> REQUEST: Every record should be copied exactly, except that pictures are to be omitted.
^^^^
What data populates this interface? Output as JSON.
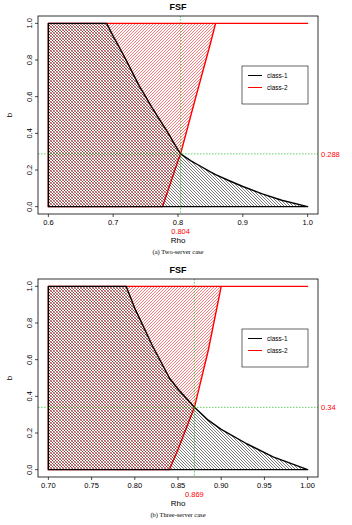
{
  "chart_data": [
    {
      "type": "area",
      "title": "FSF",
      "x_label": "Rho",
      "y_label": "b",
      "caption": "(a) Two-server case",
      "legend": "right",
      "grid": false,
      "xlim": [
        0.584,
        1.016
      ],
      "ylim": [
        -0.04,
        1.04
      ],
      "xticks": [
        0.6,
        0.7,
        0.8,
        0.9,
        {
          "value": 1,
          "label": "1.0"
        }
      ],
      "yticks": [
        {
          "value": 0,
          "label": "0.0"
        },
        0.2,
        0.4,
        0.6,
        0.8,
        {
          "value": 1,
          "label": "1.0"
        }
      ],
      "x": [
        0.6,
        0.65,
        0.69,
        0.7,
        0.72,
        0.74,
        0.76,
        0.776,
        0.78,
        0.8,
        0.804,
        0.82,
        0.83,
        0.85,
        0.858,
        0.88,
        0.9,
        0.93,
        0.96,
        1.0
      ],
      "series": [
        {
          "name": "class-1",
          "color": "#000000",
          "values": [
            1,
            1,
            1,
            0.93,
            0.8,
            0.66,
            0.54,
            0.45,
            0.43,
            0.31,
            0.288,
            0.25,
            0.23,
            0.19,
            0.175,
            0.14,
            0.11,
            0.07,
            0.035,
            0
          ],
          "lower": [
            0,
            0,
            0,
            0,
            0,
            0,
            0,
            0,
            0,
            0,
            0,
            0,
            0,
            0,
            0,
            0,
            0,
            0,
            0,
            0
          ]
        },
        {
          "name": "class-2",
          "color": "#ff0000",
          "values": [
            0,
            0,
            0,
            0,
            0,
            0,
            0,
            0,
            0.04,
            0.25,
            0.288,
            0.5,
            0.63,
            0.89,
            1,
            1,
            1,
            1,
            1,
            1
          ],
          "upper": [
            1,
            1,
            1,
            1,
            1,
            1,
            1,
            1,
            1,
            1,
            1,
            1,
            1,
            1,
            1,
            1,
            1,
            1,
            1,
            1
          ]
        }
      ],
      "annotations": [
        {
          "x": 0.804,
          "y": 0.288,
          "x_label": "0.804",
          "y_label": "0.288"
        }
      ]
    },
    {
      "type": "area",
      "title": "FSF",
      "x_label": "Rho",
      "y_label": "b",
      "caption": "(b) Three-server case",
      "legend": "right",
      "grid": false,
      "xlim": [
        0.688,
        1.012
      ],
      "ylim": [
        -0.04,
        1.04
      ],
      "xticks": [
        {
          "value": 0.7,
          "label": "0.70"
        },
        0.75,
        {
          "value": 0.8,
          "label": "0.80"
        },
        0.85,
        {
          "value": 0.9,
          "label": "0.90"
        },
        0.95,
        {
          "value": 1,
          "label": "1.00"
        }
      ],
      "yticks": [
        {
          "value": 0,
          "label": "0.0"
        },
        0.2,
        0.4,
        0.6,
        0.8,
        {
          "value": 1,
          "label": "1.0"
        }
      ],
      "x": [
        0.7,
        0.75,
        0.79,
        0.8,
        0.82,
        0.84,
        0.85,
        0.869,
        0.885,
        0.9,
        0.93,
        0.96,
        1.0
      ],
      "series": [
        {
          "name": "class-1",
          "color": "#000000",
          "values": [
            1,
            1,
            1,
            0.88,
            0.68,
            0.5,
            0.44,
            0.34,
            0.27,
            0.22,
            0.14,
            0.07,
            0
          ],
          "lower": [
            0,
            0,
            0,
            0,
            0,
            0,
            0,
            0,
            0,
            0,
            0,
            0,
            0
          ]
        },
        {
          "name": "class-2",
          "color": "#ff0000",
          "values": [
            0,
            0,
            0,
            0,
            0,
            0,
            0.11,
            0.34,
            0.65,
            1,
            1,
            1,
            1
          ],
          "upper": [
            1,
            1,
            1,
            1,
            1,
            1,
            1,
            1,
            1,
            1,
            1,
            1,
            1
          ]
        }
      ],
      "annotations": [
        {
          "x": 0.869,
          "y": 0.34,
          "x_label": "0.869",
          "y_label": "0.34"
        }
      ]
    }
  ]
}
^^^^
> TASK OUTPUT:
What data populates this interface? Output as JSON.
{
  "chart_data": [
    {
      "type": "area",
      "title": "FSF",
      "x_label": "Rho",
      "y_label": "b",
      "caption": "(a) Two-server case",
      "legend": "right",
      "grid": false,
      "xlim": [
        0.584,
        1.016
      ],
      "ylim": [
        -0.04,
        1.04
      ],
      "xticks": [
        0.6,
        0.7,
        0.8,
        0.9,
        {
          "value": 1,
          "label": "1.0"
        }
      ],
      "yticks": [
        {
          "value": 0,
          "label": "0.0"
        },
        0.2,
        0.4,
        0.6,
        0.8,
        {
          "value": 1,
          "label": "1.0"
        }
      ],
      "x": [
        0.6,
        0.65,
        0.69,
        0.7,
        0.72,
        0.74,
        0.76,
        0.776,
        0.78,
        0.8,
        0.804,
        0.82,
        0.83,
        0.85,
        0.858,
        0.88,
        0.9,
        0.93,
        0.96,
        1.0
      ],
      "series": [
        {
          "name": "class-1",
          "color": "#000000",
          "values": [
            1,
            1,
            1,
            0.93,
            0.8,
            0.66,
            0.54,
            0.45,
            0.43,
            0.31,
            0.288,
            0.25,
            0.23,
            0.19,
            0.175,
            0.14,
            0.11,
            0.07,
            0.035,
            0
          ],
          "lower": [
            0,
            0,
            0,
            0,
            0,
            0,
            0,
            0,
            0,
            0,
            0,
            0,
            0,
            0,
            0,
            0,
            0,
            0,
            0,
            0
          ]
        },
        {
          "name": "class-2",
          "color": "#ff0000",
          "values": [
            0,
            0,
            0,
            0,
            0,
            0,
            0,
            0,
            0.04,
            0.25,
            0.288,
            0.5,
            0.63,
            0.89,
            1,
            1,
            1,
            1,
            1,
            1
          ],
          "upper": [
            1,
            1,
            1,
            1,
            1,
            1,
            1,
            1,
            1,
            1,
            1,
            1,
            1,
            1,
            1,
            1,
            1,
            1,
            1,
            1
          ]
        }
      ],
      "annotations": [
        {
          "x": 0.804,
          "y": 0.288,
          "x_label": "0.804",
          "y_label": "0.288"
        }
      ]
    },
    {
      "type": "area",
      "title": "FSF",
      "x_label": "Rho",
      "y_label": "b",
      "caption": "(b) Three-server case",
      "legend": "right",
      "grid": false,
      "xlim": [
        0.688,
        1.012
      ],
      "ylim": [
        -0.04,
        1.04
      ],
      "xticks": [
        {
          "value": 0.7,
          "label": "0.70"
        },
        0.75,
        {
          "value": 0.8,
          "label": "0.80"
        },
        0.85,
        {
          "value": 0.9,
          "label": "0.90"
        },
        0.95,
        {
          "value": 1,
          "label": "1.00"
        }
      ],
      "yticks": [
        {
          "value": 0,
          "label": "0.0"
        },
        0.2,
        0.4,
        0.6,
        0.8,
        {
          "value": 1,
          "label": "1.0"
        }
      ],
      "x": [
        0.7,
        0.75,
        0.79,
        0.8,
        0.82,
        0.84,
        0.85,
        0.869,
        0.885,
        0.9,
        0.93,
        0.96,
        1.0
      ],
      "series": [
        {
          "name": "class-1",
          "color": "#000000",
          "values": [
            1,
            1,
            1,
            0.88,
            0.68,
            0.5,
            0.44,
            0.34,
            0.27,
            0.22,
            0.14,
            0.07,
            0
          ],
          "lower": [
            0,
            0,
            0,
            0,
            0,
            0,
            0,
            0,
            0,
            0,
            0,
            0,
            0
          ]
        },
        {
          "name": "class-2",
          "color": "#ff0000",
          "values": [
            0,
            0,
            0,
            0,
            0,
            0,
            0.11,
            0.34,
            0.65,
            1,
            1,
            1,
            1
          ],
          "upper": [
            1,
            1,
            1,
            1,
            1,
            1,
            1,
            1,
            1,
            1,
            1,
            1,
            1
          ]
        }
      ],
      "annotations": [
        {
          "x": 0.869,
          "y": 0.34,
          "x_label": "0.869",
          "y_label": "0.34"
        }
      ]
    }
  ]
}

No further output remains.